--- Given records ---
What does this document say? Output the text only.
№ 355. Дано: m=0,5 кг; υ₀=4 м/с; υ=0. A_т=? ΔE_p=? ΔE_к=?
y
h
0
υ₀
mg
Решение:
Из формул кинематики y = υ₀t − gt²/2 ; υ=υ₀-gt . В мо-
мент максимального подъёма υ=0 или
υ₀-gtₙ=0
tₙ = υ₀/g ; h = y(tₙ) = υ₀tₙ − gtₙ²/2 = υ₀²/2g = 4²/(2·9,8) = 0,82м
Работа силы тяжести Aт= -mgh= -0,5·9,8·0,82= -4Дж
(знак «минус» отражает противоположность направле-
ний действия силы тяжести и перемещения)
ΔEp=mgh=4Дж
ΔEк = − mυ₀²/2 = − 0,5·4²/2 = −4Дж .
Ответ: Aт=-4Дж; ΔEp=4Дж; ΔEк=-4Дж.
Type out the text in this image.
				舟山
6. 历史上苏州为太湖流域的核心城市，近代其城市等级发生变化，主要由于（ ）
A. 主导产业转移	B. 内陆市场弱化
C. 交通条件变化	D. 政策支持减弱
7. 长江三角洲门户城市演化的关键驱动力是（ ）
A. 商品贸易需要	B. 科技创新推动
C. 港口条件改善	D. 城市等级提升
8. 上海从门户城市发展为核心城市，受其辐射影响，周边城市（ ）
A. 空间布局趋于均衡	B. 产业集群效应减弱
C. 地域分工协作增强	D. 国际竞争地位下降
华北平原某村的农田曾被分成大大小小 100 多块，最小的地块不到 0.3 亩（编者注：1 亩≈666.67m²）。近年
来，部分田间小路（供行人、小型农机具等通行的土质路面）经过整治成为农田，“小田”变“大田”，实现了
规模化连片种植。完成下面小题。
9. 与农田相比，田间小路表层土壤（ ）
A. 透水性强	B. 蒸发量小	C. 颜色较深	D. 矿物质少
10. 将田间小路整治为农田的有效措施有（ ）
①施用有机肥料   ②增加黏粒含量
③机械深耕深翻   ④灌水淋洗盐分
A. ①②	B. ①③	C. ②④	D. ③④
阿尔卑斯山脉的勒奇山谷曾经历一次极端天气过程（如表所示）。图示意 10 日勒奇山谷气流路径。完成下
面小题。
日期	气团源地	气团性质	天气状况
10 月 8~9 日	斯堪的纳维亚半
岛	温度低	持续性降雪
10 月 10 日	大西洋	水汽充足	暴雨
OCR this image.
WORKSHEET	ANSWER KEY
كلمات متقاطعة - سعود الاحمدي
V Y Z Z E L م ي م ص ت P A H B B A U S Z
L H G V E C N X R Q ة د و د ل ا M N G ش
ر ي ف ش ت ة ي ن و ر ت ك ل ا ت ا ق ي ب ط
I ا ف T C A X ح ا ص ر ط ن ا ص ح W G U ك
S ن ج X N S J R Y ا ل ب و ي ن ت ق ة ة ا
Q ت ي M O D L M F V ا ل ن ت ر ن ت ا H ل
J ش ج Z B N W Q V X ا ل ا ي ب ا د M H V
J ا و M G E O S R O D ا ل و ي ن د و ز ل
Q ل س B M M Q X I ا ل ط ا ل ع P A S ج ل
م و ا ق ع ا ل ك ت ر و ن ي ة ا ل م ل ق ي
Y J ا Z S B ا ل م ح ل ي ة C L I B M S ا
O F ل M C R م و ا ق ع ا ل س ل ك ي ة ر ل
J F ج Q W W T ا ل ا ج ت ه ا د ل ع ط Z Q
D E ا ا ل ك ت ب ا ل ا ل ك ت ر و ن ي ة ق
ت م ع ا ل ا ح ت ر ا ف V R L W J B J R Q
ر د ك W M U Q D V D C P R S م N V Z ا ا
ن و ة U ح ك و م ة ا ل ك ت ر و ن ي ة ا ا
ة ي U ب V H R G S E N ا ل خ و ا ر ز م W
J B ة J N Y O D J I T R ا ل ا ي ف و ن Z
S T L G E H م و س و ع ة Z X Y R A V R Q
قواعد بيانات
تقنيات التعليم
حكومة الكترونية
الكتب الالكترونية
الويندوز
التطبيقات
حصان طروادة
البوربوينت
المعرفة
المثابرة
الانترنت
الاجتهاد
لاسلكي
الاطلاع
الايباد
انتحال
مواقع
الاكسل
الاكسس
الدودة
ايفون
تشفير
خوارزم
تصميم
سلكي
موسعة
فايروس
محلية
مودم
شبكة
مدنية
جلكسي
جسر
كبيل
* * *
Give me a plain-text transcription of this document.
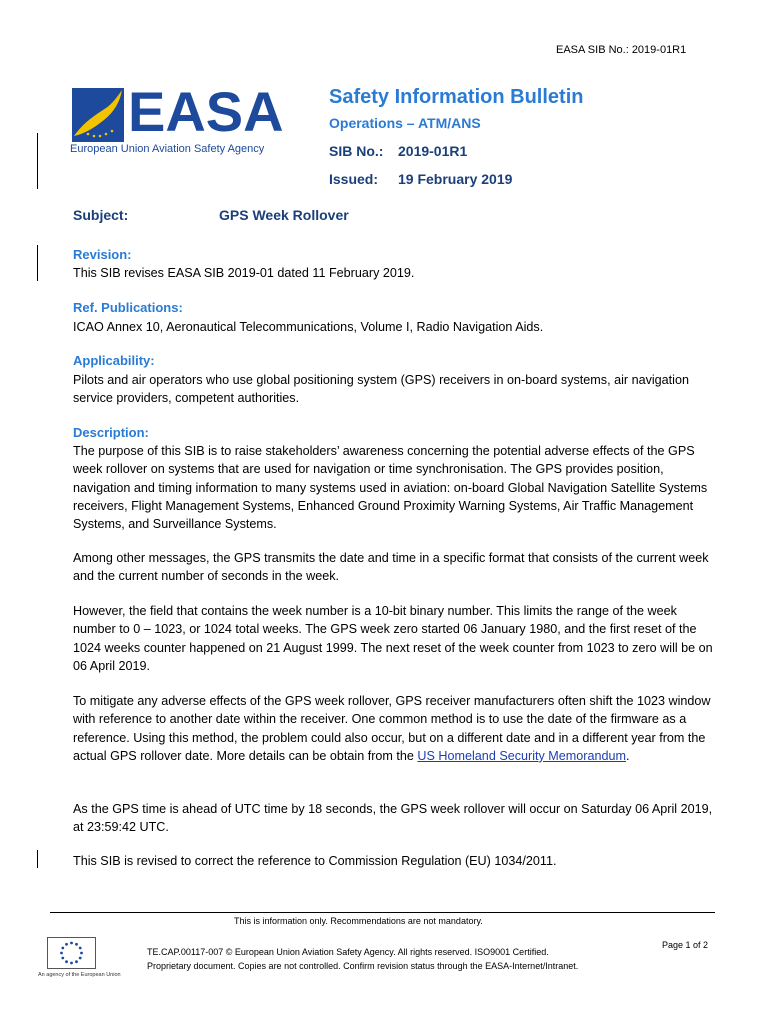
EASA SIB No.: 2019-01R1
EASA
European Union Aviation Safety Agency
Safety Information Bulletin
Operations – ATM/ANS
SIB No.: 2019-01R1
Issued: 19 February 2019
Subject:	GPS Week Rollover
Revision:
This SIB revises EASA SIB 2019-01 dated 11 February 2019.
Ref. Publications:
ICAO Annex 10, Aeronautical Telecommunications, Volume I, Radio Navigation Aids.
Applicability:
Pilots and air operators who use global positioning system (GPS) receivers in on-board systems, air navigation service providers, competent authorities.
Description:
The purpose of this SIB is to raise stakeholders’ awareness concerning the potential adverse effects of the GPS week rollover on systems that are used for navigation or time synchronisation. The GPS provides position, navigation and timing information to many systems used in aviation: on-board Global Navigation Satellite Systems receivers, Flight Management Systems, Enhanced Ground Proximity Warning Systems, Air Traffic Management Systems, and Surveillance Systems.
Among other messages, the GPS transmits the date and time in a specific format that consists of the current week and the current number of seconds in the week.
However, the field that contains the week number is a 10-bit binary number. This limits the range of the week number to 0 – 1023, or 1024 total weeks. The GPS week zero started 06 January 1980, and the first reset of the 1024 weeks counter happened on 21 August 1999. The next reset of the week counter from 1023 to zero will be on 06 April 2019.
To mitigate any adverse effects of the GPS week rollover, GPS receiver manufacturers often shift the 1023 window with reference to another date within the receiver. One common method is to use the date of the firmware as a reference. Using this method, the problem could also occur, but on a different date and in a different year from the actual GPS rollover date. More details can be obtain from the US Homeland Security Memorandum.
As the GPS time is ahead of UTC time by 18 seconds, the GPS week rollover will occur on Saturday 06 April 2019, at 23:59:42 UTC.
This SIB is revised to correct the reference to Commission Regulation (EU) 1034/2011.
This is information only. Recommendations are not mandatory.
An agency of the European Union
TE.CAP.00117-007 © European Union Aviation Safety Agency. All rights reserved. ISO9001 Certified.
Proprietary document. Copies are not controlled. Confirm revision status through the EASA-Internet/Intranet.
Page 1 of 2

--- Aim of the task ---
Copy each line of the data above that holds "only".

--- Problem solution ---
What does this document say? Output the text only.
This is information only. Recommendations are not mandatory.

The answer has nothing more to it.